Data supplied.
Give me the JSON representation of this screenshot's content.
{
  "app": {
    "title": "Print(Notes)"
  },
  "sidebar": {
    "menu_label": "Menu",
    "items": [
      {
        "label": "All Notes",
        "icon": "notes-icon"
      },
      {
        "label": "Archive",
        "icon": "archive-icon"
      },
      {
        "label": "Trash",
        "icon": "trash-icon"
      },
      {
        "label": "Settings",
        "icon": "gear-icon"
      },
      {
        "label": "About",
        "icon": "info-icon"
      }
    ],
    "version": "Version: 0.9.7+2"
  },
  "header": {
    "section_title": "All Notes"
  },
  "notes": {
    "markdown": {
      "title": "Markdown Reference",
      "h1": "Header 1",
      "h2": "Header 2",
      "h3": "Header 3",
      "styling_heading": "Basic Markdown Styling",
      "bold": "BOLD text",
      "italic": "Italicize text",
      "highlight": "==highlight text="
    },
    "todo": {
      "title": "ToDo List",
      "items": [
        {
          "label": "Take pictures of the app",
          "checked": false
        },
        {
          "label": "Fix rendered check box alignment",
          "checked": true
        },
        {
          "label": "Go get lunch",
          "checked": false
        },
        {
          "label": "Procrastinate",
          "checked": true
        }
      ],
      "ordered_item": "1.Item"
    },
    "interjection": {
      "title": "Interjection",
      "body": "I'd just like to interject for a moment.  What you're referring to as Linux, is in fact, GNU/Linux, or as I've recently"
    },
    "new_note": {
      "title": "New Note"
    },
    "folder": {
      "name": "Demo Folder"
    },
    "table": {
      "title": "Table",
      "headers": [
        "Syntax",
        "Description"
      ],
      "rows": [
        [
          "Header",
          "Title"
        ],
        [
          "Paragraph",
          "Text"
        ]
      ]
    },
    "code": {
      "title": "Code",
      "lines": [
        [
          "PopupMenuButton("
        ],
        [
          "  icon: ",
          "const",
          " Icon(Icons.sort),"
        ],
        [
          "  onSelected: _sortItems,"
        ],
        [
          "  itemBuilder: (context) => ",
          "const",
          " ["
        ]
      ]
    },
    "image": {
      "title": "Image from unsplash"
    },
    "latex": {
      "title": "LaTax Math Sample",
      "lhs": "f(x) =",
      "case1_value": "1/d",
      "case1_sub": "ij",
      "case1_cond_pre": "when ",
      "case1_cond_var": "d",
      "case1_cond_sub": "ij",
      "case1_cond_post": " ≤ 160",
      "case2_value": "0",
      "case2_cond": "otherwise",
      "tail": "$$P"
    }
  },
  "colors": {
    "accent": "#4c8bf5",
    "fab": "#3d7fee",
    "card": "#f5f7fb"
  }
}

Exercise directions.
Quote each line of the data above exactly as written.

Task answer.
Give me the JSON representation of this screenshot's content.
{
  "app": {
    "title": "Print(Notes)"
  },
  "sidebar": {
    "menu_label": "Menu",
    "items": [
      {
        "label": "All Notes",
        "icon": "notes-icon"
      },
      {
        "label": "Archive",
        "icon": "archive-icon"
      },
      {
        "label": "Trash",
        "icon": "trash-icon"
      },
      {
        "label": "Settings",
        "icon": "gear-icon"
      },
      {
        "label": "About",
        "icon": "info-icon"
      }
    ],
    "version": "Version: 0.9.7+2"
  },
  "header": {
    "section_title": "All Notes"
  },
  "notes": {
    "markdown": {
      "title": "Markdown Reference",
      "h1": "Header 1",
      "h2": "Header 2",
      "h3": "Header 3",
      "styling_heading": "Basic Markdown Styling",
      "bold": "BOLD text",
      "italic": "Italicize text",
      "highlight": "==highlight text="
    },
    "todo": {
      "title": "ToDo List",
      "items": [
        {
          "label": "Take pictures of the app",
          "checked": false
        },
        {
          "label": "Fix rendered check box alignment",
          "checked": true
        },
        {
          "label": "Go get lunch",
          "checked": false
        },
        {
          "label": "Procrastinate",
          "checked": true
        }
      ],
      "ordered_item": "1.Item"
    },
    "interjection": {
      "title": "Interjection",
      "body": "I'd just like to interject for a moment.  What you're referring to as Linux, is in fact, GNU/Linux, or as I've recently"
    },
    "new_note": {
      "title": "New Note"
    },
    "folder": {
      "name": "Demo Folder"
    },
    "table": {
      "title": "Table",
      "headers": [
        "Syntax",
        "Description"
      ],
      "rows": [
        [
          "Header",
          "Title"
        ],
        [
          "Paragraph",
          "Text"
        ]
      ]
    },
    "code": {
      "title": "Code",
      "lines": [
        [
          "PopupMenuButton("
        ],
        [
          "  icon: ",
          "const",
          " Icon(Icons.sort),"
        ],
        [
          "  onSelected: _sortItems,"
        ],
        [
          "  itemBuilder: (context) => ",
          "const",
          " ["
        ]
      ]
    },
    "image": {
      "title": "Image from unsplash"
    },
    "latex": {
      "title": "LaTax Math Sample",
      "lhs": "f(x) =",
      "case1_value": "1/d",
      "case1_sub": "ij",
      "case1_cond_pre": "when ",
      "case1_cond_var": "d",
      "case1_cond_sub": "ij",
      "case1_cond_post": " ≤ 160",
      "case2_value": "0",
      "case2_cond": "otherwise",
      "tail": "$$P"
    }
  },
  "colors": {
    "accent": "#4c8bf5",
    "fab": "#3d7fee",
    "card": "#f5f7fb"
  }
}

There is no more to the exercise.